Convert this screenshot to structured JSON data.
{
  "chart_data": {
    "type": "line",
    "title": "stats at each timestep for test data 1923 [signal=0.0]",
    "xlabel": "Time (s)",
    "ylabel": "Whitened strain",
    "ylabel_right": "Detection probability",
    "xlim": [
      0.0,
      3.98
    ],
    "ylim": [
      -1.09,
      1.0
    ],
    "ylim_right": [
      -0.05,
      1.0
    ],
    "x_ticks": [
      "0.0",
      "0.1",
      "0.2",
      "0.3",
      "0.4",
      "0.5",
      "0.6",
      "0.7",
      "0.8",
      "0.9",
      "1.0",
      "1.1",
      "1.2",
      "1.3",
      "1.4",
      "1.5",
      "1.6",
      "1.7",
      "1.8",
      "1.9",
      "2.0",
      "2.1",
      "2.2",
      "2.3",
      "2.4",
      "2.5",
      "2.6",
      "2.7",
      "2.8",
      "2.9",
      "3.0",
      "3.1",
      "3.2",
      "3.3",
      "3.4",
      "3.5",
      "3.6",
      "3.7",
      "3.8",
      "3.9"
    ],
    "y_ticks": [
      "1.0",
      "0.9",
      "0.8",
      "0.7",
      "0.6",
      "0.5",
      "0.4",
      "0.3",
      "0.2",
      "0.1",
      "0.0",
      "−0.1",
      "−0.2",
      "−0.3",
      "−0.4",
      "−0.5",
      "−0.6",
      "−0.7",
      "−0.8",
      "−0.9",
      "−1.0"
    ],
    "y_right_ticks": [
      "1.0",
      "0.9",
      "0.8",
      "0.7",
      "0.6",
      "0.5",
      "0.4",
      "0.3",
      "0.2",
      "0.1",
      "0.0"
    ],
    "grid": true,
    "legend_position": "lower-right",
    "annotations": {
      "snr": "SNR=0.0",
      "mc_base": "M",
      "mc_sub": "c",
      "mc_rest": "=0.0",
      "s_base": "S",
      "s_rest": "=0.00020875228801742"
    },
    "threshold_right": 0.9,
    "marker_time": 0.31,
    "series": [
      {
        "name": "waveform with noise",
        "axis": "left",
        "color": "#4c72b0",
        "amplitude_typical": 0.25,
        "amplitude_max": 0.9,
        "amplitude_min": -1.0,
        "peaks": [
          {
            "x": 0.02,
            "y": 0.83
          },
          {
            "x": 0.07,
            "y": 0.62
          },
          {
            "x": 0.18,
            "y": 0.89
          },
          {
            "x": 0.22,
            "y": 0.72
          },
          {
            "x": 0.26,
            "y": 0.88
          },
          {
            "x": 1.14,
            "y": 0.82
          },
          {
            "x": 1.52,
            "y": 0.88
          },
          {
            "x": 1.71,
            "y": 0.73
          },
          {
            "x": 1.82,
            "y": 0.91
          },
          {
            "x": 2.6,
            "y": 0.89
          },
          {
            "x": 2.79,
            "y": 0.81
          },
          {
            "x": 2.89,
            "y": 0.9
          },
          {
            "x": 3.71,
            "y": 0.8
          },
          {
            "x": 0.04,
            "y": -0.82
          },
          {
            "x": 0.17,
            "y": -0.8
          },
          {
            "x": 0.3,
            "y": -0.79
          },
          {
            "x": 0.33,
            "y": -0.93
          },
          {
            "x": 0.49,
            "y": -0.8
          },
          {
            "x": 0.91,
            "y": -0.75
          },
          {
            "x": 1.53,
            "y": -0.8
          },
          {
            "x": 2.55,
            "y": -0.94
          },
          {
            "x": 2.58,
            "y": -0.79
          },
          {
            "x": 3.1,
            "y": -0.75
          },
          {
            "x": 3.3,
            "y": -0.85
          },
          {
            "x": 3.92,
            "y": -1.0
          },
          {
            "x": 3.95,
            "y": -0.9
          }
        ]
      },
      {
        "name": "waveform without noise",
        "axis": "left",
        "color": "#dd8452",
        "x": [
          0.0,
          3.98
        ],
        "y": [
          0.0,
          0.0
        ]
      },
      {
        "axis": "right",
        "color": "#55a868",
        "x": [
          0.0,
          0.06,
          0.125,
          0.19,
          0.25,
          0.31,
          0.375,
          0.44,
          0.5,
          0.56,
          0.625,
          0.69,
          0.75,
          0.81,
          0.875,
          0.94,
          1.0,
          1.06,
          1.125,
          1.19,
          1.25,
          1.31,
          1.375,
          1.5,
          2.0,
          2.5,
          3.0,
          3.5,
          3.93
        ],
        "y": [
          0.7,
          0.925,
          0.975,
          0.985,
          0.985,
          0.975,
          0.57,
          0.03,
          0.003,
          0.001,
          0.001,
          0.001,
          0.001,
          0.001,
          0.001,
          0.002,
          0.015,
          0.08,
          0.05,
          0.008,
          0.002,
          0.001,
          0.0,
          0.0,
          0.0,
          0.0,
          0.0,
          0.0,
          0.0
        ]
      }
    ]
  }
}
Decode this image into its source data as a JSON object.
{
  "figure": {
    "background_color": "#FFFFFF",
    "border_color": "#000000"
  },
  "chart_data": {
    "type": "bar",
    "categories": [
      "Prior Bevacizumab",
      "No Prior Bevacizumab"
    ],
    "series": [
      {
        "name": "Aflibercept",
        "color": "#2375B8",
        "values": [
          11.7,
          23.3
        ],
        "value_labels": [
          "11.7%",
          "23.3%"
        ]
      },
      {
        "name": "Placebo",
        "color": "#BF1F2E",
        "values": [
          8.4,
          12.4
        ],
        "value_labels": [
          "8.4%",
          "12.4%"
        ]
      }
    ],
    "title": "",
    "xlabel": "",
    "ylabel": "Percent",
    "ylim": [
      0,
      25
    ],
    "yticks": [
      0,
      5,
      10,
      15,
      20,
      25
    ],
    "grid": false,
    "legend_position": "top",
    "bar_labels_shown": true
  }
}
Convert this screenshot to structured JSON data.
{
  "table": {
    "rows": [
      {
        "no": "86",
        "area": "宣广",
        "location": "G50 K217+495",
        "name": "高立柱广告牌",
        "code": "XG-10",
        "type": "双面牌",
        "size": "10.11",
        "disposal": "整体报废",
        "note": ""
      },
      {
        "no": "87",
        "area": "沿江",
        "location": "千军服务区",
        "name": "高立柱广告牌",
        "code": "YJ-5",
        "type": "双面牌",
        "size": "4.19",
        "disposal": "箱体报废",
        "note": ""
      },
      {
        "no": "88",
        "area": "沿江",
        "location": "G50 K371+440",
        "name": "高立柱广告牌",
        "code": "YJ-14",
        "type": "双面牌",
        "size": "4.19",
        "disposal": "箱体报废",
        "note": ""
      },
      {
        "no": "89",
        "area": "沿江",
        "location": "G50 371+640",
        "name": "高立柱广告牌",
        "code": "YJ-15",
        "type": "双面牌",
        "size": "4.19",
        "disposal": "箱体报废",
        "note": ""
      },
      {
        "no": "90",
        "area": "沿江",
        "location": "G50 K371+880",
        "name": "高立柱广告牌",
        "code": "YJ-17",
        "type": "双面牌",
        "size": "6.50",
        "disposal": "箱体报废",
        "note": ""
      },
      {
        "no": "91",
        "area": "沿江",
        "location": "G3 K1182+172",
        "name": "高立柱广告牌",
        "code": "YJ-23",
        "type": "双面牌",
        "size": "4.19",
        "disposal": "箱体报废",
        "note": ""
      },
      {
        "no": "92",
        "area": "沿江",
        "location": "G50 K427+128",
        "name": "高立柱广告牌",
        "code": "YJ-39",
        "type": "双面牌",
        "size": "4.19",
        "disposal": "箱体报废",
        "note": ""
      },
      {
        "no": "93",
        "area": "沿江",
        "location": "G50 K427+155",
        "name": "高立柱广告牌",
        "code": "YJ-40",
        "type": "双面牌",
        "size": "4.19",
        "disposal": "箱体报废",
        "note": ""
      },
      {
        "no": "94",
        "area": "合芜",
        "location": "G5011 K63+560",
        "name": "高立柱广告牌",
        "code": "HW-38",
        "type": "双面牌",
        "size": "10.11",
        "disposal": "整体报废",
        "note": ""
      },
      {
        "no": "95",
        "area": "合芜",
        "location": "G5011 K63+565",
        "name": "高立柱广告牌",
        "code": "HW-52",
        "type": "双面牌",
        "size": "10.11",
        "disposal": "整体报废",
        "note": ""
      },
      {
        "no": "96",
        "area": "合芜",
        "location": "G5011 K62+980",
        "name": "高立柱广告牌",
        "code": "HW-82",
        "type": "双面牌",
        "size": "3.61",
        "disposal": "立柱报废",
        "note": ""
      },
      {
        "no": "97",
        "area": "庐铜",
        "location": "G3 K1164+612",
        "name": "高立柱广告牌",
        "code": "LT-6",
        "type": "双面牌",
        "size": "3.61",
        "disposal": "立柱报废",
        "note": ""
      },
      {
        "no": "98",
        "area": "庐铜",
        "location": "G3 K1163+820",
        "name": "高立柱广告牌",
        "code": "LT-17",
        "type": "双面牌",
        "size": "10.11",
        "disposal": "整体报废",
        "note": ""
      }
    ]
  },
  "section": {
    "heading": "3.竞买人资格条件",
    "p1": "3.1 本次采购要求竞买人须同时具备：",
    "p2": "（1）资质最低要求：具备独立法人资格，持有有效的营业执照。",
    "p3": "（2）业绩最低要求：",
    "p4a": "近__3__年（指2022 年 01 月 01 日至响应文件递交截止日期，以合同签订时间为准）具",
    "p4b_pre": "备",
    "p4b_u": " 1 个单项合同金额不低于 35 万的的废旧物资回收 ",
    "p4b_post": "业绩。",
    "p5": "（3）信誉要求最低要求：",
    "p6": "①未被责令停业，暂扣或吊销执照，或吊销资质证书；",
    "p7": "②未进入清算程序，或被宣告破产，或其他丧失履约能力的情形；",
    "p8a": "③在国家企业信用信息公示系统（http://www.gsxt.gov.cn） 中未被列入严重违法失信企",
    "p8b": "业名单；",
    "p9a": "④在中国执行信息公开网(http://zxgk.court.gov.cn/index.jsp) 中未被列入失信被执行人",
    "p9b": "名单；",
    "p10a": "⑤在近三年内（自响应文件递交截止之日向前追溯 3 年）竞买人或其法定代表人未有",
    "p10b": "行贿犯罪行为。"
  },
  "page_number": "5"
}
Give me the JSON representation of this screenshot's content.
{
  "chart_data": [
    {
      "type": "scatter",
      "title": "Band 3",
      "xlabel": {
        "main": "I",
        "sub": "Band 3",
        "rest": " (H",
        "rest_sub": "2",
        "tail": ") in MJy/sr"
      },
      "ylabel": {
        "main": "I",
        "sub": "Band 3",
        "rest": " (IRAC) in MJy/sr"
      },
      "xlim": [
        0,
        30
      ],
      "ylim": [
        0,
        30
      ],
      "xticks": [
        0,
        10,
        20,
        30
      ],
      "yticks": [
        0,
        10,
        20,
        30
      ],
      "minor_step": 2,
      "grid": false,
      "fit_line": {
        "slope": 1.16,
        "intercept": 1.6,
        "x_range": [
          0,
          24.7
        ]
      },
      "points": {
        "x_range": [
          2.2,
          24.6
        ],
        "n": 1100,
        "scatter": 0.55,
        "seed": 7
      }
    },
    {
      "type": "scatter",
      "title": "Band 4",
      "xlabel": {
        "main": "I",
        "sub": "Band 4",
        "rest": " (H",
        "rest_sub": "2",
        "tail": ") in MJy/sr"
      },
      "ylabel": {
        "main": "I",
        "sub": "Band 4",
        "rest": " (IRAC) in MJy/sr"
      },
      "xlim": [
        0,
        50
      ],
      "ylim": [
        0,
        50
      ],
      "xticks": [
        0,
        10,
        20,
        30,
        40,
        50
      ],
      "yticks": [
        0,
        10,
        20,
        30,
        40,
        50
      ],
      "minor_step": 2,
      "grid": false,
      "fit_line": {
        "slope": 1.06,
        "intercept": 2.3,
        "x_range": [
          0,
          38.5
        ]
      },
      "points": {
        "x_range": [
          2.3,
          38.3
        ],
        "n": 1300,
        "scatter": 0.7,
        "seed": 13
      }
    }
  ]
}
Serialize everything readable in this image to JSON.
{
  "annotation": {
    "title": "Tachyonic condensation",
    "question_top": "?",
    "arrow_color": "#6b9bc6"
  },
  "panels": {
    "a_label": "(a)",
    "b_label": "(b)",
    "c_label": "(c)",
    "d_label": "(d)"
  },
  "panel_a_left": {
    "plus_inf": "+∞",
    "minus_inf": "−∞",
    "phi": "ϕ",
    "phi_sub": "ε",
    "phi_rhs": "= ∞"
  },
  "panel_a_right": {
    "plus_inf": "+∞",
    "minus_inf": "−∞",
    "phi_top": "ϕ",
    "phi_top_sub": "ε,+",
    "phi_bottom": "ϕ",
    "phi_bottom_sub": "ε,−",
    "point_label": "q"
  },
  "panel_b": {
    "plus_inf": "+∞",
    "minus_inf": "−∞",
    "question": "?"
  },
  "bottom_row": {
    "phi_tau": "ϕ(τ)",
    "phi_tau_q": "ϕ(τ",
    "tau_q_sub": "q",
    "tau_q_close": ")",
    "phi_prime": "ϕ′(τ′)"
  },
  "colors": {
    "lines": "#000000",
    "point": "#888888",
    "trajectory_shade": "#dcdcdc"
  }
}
::::
- WHAT YOU WILL DO: Could you give again exactly the lines from the line containing "Serialize everything readable" through the final line of the data above, and no others?

- RESULT OF THE TASK:
Serialize everything readable in this image to JSON.
{
  "annotation": {
    "title": "Tachyonic condensation",
    "question_top": "?",
    "arrow_color": "#6b9bc6"
  },
  "panels": {
    "a_label": "(a)",
    "b_label": "(b)",
    "c_label": "(c)",
    "d_label": "(d)"
  },
  "panel_a_left": {
    "plus_inf": "+∞",
    "minus_inf": "−∞",
    "phi": "ϕ",
    "phi_sub": "ε",
    "phi_rhs": "= ∞"
  },
  "panel_a_right": {
    "plus_inf": "+∞",
    "minus_inf": "−∞",
    "phi_top": "ϕ",
    "phi_top_sub": "ε,+",
    "phi_bottom": "ϕ",
    "phi_bottom_sub": "ε,−",
    "point_label": "q"
  },
  "panel_b": {
    "plus_inf": "+∞",
    "minus_inf": "−∞",
    "question": "?"
  },
  "bottom_row": {
    "phi_tau": "ϕ(τ)",
    "phi_tau_q": "ϕ(τ",
    "tau_q_sub": "q",
    "tau_q_close": ")",
    "phi_prime": "ϕ′(τ′)"
  },
  "colors": {
    "lines": "#000000",
    "point": "#888888",
    "trajectory_shade": "#dcdcdc"
  }
}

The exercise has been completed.